### PROVIDED ENTRIES
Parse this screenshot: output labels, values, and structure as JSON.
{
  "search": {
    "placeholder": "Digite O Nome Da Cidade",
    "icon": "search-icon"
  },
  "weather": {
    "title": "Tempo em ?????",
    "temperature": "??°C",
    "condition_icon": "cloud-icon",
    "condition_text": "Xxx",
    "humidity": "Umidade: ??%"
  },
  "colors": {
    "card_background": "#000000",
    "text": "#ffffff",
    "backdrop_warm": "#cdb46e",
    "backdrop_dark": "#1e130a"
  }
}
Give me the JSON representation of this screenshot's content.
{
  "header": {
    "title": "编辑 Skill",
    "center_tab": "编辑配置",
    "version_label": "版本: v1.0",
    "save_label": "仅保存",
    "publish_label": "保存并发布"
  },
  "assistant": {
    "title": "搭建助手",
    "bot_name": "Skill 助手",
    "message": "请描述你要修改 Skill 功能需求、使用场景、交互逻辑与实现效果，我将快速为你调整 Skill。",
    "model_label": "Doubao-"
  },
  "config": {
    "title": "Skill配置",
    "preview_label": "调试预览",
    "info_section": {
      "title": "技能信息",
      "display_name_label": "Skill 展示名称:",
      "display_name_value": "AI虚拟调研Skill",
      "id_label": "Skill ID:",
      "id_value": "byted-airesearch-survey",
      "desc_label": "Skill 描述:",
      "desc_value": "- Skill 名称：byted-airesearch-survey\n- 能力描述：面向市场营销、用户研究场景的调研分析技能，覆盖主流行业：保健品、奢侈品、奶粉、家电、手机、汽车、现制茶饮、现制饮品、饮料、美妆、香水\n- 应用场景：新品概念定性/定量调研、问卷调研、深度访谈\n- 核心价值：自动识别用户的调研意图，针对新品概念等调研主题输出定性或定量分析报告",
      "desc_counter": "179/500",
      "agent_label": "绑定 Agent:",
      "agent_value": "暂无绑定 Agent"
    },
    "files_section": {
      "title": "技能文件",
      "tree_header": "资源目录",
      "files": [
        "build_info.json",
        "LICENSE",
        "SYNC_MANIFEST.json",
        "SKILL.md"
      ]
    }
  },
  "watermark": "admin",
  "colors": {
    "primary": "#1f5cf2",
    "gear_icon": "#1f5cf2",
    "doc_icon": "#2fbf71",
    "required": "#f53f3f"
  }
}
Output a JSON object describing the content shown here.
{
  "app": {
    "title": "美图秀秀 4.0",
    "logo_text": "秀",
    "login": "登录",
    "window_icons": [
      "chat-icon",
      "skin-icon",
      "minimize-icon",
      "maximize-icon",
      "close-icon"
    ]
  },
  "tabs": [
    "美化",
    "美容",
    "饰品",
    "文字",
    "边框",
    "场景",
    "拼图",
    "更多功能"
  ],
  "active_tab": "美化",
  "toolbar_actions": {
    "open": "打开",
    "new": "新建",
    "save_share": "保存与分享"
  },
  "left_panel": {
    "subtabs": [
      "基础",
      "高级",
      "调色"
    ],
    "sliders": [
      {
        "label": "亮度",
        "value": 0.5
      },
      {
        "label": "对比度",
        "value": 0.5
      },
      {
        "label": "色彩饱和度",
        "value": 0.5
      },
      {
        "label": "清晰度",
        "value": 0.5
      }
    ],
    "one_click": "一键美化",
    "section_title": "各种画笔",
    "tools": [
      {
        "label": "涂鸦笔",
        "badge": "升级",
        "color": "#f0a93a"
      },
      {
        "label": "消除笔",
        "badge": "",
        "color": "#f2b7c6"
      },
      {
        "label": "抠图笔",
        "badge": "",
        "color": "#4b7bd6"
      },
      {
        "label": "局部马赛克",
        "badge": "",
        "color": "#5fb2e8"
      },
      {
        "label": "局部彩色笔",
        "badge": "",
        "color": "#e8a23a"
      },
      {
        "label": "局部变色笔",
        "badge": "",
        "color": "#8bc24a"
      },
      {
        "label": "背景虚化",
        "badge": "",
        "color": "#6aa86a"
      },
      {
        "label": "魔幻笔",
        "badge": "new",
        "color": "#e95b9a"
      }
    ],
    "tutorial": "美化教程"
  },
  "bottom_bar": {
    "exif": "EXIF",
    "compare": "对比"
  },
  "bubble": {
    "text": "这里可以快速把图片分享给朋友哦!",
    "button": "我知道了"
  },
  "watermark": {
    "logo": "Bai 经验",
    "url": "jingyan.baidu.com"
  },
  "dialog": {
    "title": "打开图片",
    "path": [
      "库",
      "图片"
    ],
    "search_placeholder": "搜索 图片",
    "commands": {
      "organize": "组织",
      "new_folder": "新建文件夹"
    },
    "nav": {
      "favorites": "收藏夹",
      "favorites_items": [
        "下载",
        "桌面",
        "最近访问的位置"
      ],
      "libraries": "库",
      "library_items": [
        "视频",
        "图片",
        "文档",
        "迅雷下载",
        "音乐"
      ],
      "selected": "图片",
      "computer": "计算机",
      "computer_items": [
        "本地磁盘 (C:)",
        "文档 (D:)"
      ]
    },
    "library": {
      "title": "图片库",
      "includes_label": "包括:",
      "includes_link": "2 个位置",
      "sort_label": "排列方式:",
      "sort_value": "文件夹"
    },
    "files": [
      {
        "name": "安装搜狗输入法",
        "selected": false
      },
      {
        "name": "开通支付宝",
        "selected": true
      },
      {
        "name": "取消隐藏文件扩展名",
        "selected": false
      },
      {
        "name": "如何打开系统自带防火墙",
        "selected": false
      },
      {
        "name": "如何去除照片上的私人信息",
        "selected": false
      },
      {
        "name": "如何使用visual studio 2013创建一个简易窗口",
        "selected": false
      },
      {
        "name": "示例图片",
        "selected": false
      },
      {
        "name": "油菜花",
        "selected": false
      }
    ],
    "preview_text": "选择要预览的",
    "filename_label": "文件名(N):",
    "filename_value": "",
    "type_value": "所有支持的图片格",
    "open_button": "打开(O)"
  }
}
######
_PROBLEM_.
Your task is to output all of the data above word for word.

_THE ANSWER_.
Parse this screenshot: output labels, values, and structure as JSON.
{
  "search": {
    "placeholder": "Digite O Nome Da Cidade",
    "icon": "search-icon"
  },
  "weather": {
    "title": "Tempo em ?????",
    "temperature": "??°C",
    "condition_icon": "cloud-icon",
    "condition_text": "Xxx",
    "humidity": "Umidade: ??%"
  },
  "colors": {
    "card_background": "#000000",
    "text": "#ffffff",
    "backdrop_warm": "#cdb46e",
    "backdrop_dark": "#1e130a"
  }
}
Give me the JSON representation of this screenshot's content.
{
  "header": {
    "title": "编辑 Skill",
    "center_tab": "编辑配置",
    "version_label": "版本: v1.0",
    "save_label": "仅保存",
    "publish_label": "保存并发布"
  },
  "assistant": {
    "title": "搭建助手",
    "bot_name": "Skill 助手",
    "message": "请描述你要修改 Skill 功能需求、使用场景、交互逻辑与实现效果，我将快速为你调整 Skill。",
    "model_label": "Doubao-"
  },
  "config": {
    "title": "Skill配置",
    "preview_label": "调试预览",
    "info_section": {
      "title": "技能信息",
      "display_name_label": "Skill 展示名称:",
      "display_name_value": "AI虚拟调研Skill",
      "id_label": "Skill ID:",
      "id_value": "byted-airesearch-survey",
      "desc_label": "Skill 描述:",
      "desc_value": "- Skill 名称：byted-airesearch-survey\n- 能力描述：面向市场营销、用户研究场景的调研分析技能，覆盖主流行业：保健品、奢侈品、奶粉、家电、手机、汽车、现制茶饮、现制饮品、饮料、美妆、香水\n- 应用场景：新品概念定性/定量调研、问卷调研、深度访谈\n- 核心价值：自动识别用户的调研意图，针对新品概念等调研主题输出定性或定量分析报告",
      "desc_counter": "179/500",
      "agent_label": "绑定 Agent:",
      "agent_value": "暂无绑定 Agent"
    },
    "files_section": {
      "title": "技能文件",
      "tree_header": "资源目录",
      "files": [
        "build_info.json",
        "LICENSE",
        "SYNC_MANIFEST.json",
        "SKILL.md"
      ]
    }
  },
  "watermark": "admin",
  "colors": {
    "primary": "#1f5cf2",
    "gear_icon": "#1f5cf2",
    "doc_icon": "#2fbf71",
    "required": "#f53f3f"
  }
}
Output a JSON object describing the content shown here.
{
  "app": {
    "title": "美图秀秀 4.0",
    "logo_text": "秀",
    "login": "登录",
    "window_icons": [
      "chat-icon",
      "skin-icon",
      "minimize-icon",
      "maximize-icon",
      "close-icon"
    ]
  },
  "tabs": [
    "美化",
    "美容",
    "饰品",
    "文字",
    "边框",
    "场景",
    "拼图",
    "更多功能"
  ],
  "active_tab": "美化",
  "toolbar_actions": {
    "open": "打开",
    "new": "新建",
    "save_share": "保存与分享"
  },
  "left_panel": {
    "subtabs": [
      "基础",
      "高级",
      "调色"
    ],
    "sliders": [
      {
        "label": "亮度",
        "value": 0.5
      },
      {
        "label": "对比度",
        "value": 0.5
      },
      {
        "label": "色彩饱和度",
        "value": 0.5
      },
      {
        "label": "清晰度",
        "value": 0.5
      }
    ],
    "one_click": "一键美化",
    "section_title": "各种画笔",
    "tools": [
      {
        "label": "涂鸦笔",
        "badge": "升级",
        "color": "#f0a93a"
      },
      {
        "label": "消除笔",
        "badge": "",
        "color": "#f2b7c6"
      },
      {
        "label": "抠图笔",
        "badge": "",
        "color": "#4b7bd6"
      },
      {
        "label": "局部马赛克",
        "badge": "",
        "color": "#5fb2e8"
      },
      {
        "label": "局部彩色笔",
        "badge": "",
        "color": "#e8a23a"
      },
      {
        "label": "局部变色笔",
        "badge": "",
        "color": "#8bc24a"
      },
      {
        "label": "背景虚化",
        "badge": "",
        "color": "#6aa86a"
      },
      {
        "label": "魔幻笔",
        "badge": "new",
        "color": "#e95b9a"
      }
    ],
    "tutorial": "美化教程"
  },
  "bottom_bar": {
    "exif": "EXIF",
    "compare": "对比"
  },
  "bubble": {
    "text": "这里可以快速把图片分享给朋友哦!",
    "button": "我知道了"
  },
  "watermark": {
    "logo": "Bai 经验",
    "url": "jingyan.baidu.com"
  },
  "dialog": {
    "title": "打开图片",
    "path": [
      "库",
      "图片"
    ],
    "search_placeholder": "搜索 图片",
    "commands": {
      "organize": "组织",
      "new_folder": "新建文件夹"
    },
    "nav": {
      "favorites": "收藏夹",
      "favorites_items": [
        "下载",
        "桌面",
        "最近访问的位置"
      ],
      "libraries": "库",
      "library_items": [
        "视频",
        "图片",
        "文档",
        "迅雷下载",
        "音乐"
      ],
      "selected": "图片",
      "computer": "计算机",
      "computer_items": [
        "本地磁盘 (C:)",
        "文档 (D:)"
      ]
    },
    "library": {
      "title": "图片库",
      "includes_label": "包括:",
      "includes_link": "2 个位置",
      "sort_label": "排列方式:",
      "sort_value": "文件夹"
    },
    "files": [
      {
        "name": "安装搜狗输入法",
        "selected": false
      },
      {
        "name": "开通支付宝",
        "selected": true
      },
      {
        "name": "取消隐藏文件扩展名",
        "selected": false
      },
      {
        "name": "如何打开系统自带防火墙",
        "selected": false
      },
      {
        "name": "如何去除照片上的私人信息",
        "selected": false
      },
      {
        "name": "如何使用visual studio 2013创建一个简易窗口",
        "selected": false
      },
      {
        "name": "示例图片",
        "selected": false
      },
      {
        "name": "油菜花",
        "selected": false
      }
    ],
    "preview_text": "选择要预览的",
    "filename_label": "文件名(N):",
    "filename_value": "",
    "type_value": "所有支持的图片格",
    "open_button": "打开(O)"
  }
}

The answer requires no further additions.